TO BE DONE
Where a line of the material contains the string "icon", copy that line.
___
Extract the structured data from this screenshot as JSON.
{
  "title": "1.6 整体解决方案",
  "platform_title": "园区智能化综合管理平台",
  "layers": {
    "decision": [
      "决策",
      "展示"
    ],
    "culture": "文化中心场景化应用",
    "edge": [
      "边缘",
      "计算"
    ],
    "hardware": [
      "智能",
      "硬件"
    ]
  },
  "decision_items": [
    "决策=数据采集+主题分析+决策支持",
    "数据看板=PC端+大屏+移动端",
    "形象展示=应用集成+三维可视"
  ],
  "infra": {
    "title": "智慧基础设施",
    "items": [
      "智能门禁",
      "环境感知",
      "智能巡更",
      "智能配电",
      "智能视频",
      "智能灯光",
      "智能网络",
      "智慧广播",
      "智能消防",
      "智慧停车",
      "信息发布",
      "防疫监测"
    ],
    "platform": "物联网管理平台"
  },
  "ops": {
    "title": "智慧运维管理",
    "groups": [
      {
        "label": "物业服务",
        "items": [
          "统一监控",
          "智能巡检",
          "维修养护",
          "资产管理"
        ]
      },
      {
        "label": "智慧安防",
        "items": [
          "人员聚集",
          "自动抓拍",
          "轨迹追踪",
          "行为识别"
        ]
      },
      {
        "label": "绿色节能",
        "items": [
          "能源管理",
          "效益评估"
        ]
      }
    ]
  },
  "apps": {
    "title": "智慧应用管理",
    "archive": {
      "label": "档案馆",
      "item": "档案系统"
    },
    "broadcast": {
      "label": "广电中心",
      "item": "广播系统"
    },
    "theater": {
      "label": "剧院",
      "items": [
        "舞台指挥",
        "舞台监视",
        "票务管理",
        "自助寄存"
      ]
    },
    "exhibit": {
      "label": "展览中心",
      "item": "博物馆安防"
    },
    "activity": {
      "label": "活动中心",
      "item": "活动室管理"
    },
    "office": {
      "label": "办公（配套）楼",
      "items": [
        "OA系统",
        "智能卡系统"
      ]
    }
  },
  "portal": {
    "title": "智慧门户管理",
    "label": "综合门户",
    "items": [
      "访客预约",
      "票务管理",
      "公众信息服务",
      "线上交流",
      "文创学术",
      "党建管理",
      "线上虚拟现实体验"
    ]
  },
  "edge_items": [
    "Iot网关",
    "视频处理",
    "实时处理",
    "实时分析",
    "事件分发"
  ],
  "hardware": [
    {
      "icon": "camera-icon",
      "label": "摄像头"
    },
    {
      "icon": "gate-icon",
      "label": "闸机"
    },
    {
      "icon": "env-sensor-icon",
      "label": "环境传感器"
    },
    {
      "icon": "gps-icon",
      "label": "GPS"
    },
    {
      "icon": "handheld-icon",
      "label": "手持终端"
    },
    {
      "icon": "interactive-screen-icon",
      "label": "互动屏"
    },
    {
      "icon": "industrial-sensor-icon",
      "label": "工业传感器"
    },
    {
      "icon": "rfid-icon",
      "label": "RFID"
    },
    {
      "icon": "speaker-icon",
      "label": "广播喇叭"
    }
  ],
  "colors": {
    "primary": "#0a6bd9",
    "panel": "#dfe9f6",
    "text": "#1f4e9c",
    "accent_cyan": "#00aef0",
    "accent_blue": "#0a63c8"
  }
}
___
RESPONSE TO THIS EXERCISE
      "icon": "camera-icon",
      "icon": "gate-icon",
      "icon": "env-sensor-icon",
      "icon": "gps-icon",
      "icon": "handheld-icon",
      "icon": "interactive-screen-icon",
      "icon": "industrial-sensor-icon",
      "icon": "rfid-icon",
      "icon": "speaker-icon",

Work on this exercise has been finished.